Update everything in the listing from the line containing "header-sep: : — [77, 134, 96, 153]" down to the line containing "header-key: Sec-Fetch-Site —" by replacing "no-cache" with "no-store" and leaving all else unchanged. Return only those lines.

## RECORD EXCERPTS
===============
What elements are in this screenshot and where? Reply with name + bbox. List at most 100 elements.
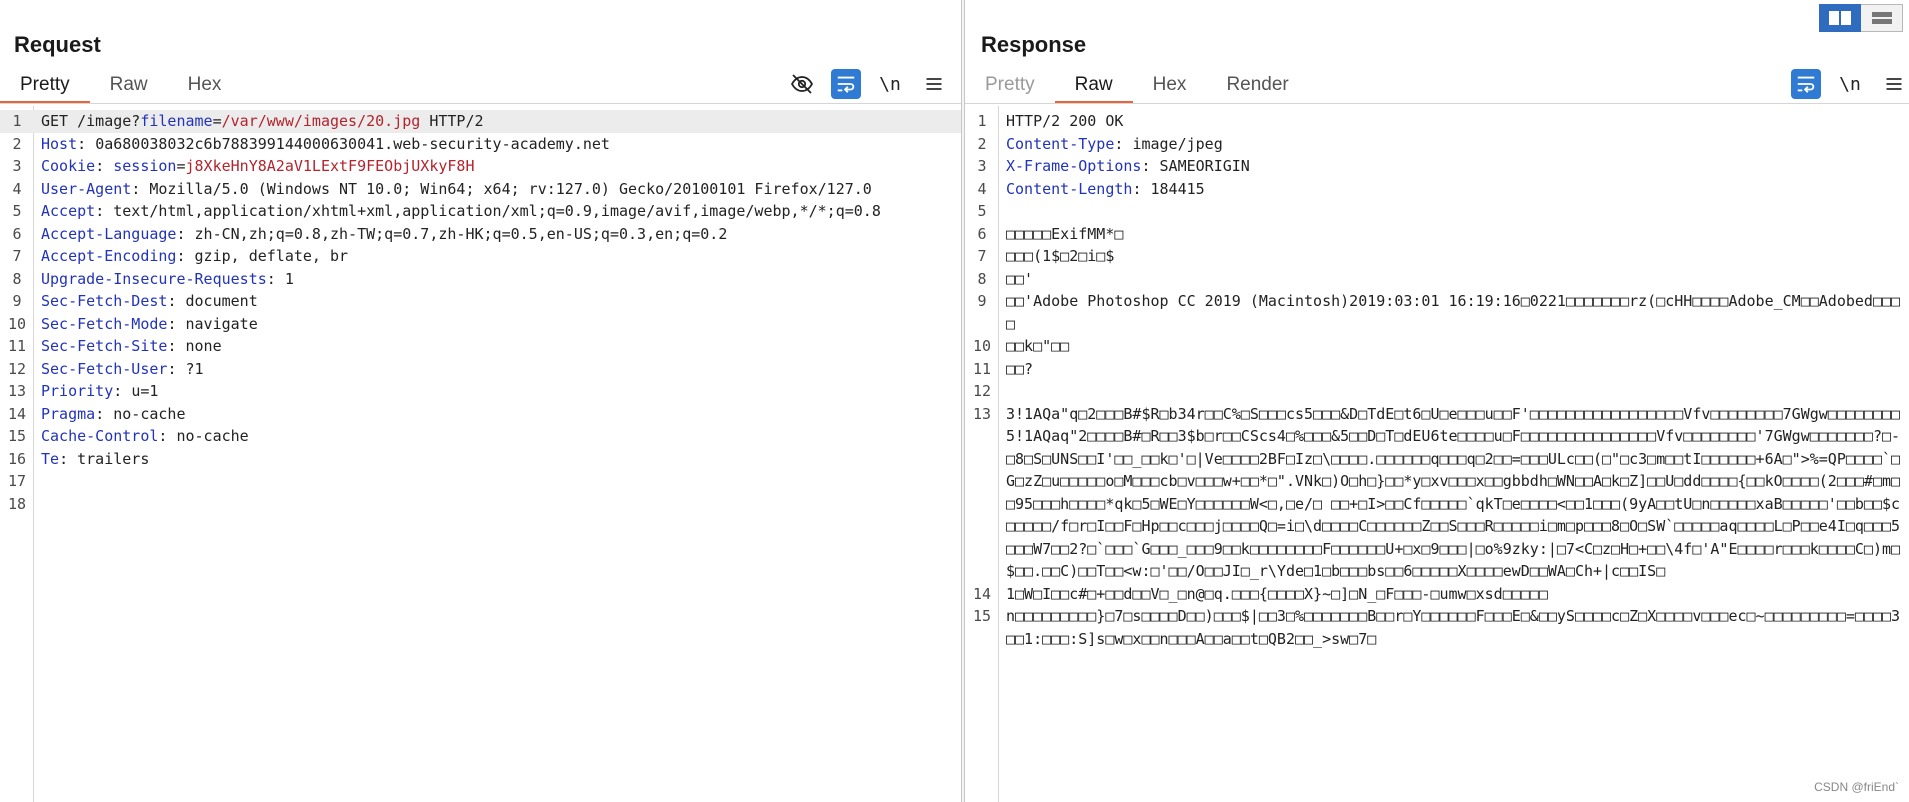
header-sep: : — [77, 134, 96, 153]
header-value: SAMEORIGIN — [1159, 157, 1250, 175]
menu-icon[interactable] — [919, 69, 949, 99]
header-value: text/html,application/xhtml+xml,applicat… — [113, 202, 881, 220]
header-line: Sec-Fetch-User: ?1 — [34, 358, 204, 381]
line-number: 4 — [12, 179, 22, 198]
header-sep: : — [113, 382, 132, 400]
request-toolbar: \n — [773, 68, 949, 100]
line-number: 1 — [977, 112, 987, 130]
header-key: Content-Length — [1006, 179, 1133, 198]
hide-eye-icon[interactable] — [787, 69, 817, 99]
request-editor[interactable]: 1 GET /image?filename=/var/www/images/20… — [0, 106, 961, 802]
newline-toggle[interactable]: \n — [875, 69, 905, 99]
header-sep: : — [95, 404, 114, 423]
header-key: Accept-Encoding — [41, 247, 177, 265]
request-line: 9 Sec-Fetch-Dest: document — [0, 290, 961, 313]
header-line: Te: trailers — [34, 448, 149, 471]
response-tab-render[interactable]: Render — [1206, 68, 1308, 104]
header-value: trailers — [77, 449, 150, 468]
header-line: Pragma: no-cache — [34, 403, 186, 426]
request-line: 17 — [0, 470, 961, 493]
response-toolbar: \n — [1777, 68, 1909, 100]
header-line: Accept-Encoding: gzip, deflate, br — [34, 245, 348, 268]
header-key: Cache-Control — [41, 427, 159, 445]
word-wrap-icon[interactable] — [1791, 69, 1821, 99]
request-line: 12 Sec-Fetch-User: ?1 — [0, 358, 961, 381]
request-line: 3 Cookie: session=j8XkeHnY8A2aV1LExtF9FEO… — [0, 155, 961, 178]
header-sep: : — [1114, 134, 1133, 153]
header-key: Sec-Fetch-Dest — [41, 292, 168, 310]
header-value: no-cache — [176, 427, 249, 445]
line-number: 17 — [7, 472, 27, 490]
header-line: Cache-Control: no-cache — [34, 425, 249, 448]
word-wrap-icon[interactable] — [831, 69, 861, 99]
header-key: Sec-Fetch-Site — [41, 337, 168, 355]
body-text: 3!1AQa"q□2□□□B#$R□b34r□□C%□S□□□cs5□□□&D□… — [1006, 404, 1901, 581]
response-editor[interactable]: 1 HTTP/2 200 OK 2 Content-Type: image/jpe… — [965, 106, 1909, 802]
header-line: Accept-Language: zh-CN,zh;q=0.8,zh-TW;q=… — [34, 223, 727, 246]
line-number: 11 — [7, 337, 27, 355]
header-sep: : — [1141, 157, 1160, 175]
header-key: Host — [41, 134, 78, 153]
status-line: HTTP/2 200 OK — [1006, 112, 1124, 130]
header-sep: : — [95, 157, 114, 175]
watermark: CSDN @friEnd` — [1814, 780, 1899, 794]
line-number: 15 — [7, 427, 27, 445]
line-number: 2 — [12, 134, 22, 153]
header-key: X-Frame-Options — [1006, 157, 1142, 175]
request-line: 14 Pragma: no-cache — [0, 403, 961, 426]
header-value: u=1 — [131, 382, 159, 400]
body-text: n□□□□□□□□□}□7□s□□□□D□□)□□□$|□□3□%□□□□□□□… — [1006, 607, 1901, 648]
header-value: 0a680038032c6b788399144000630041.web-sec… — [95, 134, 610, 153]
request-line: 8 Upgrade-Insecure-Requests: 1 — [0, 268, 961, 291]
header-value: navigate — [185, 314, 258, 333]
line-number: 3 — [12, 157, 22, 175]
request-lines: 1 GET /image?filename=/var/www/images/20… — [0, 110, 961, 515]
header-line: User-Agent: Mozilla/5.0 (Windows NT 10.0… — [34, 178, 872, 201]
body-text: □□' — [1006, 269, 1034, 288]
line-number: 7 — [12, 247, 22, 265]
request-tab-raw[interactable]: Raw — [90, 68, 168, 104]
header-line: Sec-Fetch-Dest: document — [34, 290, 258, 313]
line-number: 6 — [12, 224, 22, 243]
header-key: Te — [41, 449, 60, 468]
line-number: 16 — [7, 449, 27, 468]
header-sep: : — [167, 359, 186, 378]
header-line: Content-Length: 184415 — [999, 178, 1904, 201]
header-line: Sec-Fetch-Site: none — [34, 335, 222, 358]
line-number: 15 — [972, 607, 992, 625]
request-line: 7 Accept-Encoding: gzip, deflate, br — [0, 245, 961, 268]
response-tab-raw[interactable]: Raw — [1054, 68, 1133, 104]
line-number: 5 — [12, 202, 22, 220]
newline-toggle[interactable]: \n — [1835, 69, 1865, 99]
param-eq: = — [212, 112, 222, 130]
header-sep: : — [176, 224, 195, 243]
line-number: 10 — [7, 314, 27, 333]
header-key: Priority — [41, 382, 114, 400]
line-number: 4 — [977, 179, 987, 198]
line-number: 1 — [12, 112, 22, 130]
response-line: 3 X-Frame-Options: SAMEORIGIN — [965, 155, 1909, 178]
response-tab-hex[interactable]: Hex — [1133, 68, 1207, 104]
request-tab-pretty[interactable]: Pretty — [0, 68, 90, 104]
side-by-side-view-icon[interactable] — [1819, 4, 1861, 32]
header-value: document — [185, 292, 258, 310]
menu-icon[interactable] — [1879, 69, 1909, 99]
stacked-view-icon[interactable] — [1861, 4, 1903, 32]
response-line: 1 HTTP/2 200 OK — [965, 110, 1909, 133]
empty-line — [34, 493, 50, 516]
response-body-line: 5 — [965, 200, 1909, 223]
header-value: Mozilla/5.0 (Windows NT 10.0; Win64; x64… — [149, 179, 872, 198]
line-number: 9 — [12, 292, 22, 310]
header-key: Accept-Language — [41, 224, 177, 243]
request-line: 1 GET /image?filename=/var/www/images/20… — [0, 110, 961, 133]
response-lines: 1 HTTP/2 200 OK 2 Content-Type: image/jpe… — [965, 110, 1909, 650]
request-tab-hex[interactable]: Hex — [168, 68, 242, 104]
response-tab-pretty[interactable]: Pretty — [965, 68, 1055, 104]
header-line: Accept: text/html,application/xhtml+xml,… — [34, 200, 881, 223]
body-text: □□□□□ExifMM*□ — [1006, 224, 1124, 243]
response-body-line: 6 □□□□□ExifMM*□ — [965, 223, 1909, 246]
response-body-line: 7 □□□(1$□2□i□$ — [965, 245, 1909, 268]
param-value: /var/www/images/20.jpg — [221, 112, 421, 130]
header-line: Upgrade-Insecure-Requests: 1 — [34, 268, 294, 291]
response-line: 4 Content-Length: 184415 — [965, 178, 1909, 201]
===============
## EXERCISE ANSWER
header-sep: : — [77, 134, 96, 153]
header-value: SAMEORIGIN — [1159, 157, 1250, 175]
menu-icon[interactable] — [919, 69, 949, 99]
header-value: text/html,application/xhtml+xml,applicat… — [113, 202, 881, 220]
header-line: Sec-Fetch-User: ?1 — [34, 358, 204, 381]
line-number: 4 — [12, 179, 22, 198]
header-sep: : — [113, 382, 132, 400]
request-toolbar: \n — [773, 68, 949, 100]
line-number: 1 — [977, 112, 987, 130]
header-key: Content-Length — [1006, 179, 1133, 198]
hide-eye-icon[interactable] — [787, 69, 817, 99]
request-editor[interactable]: 1 GET /image?filename=/var/www/images/20… — [0, 106, 961, 802]
newline-toggle[interactable]: \n — [875, 69, 905, 99]
header-sep: : — [95, 404, 114, 423]
header-key: Accept-Encoding — [41, 247, 177, 265]
request-line: 9 Sec-Fetch-Dest: document — [0, 290, 961, 313]
header-line: Te: trailers — [34, 448, 149, 471]
response-tab-render[interactable]: Render — [1206, 68, 1308, 104]
header-value: trailers — [77, 449, 150, 468]
header-line: Pragma: no-store — [34, 403, 186, 426]
request-line: 17 — [0, 470, 961, 493]
response-toolbar: \n — [1777, 68, 1909, 100]
header-line: Accept-Encoding: gzip, deflate, br — [34, 245, 348, 268]
header-key: Cache-Control — [41, 427, 159, 445]
word-wrap-icon[interactable] — [1791, 69, 1821, 99]
request-line: 12 Sec-Fetch-User: ?1 — [0, 358, 961, 381]
request-line: 3 Cookie: session=j8XkeHnY8A2aV1LExtF9FEO… — [0, 155, 961, 178]
header-sep: : — [1114, 134, 1133, 153]
header-key: Sec-Fetch-Dest — [41, 292, 168, 310]
header-value: no-store — [176, 427, 249, 445]
line-number: 17 — [7, 472, 27, 490]
header-line: Cache-Control: no-store — [34, 425, 249, 448]
word-wrap-icon[interactable] — [831, 69, 861, 99]
header-key: Sec-Fetch-Site — [41, 337, 168, 355]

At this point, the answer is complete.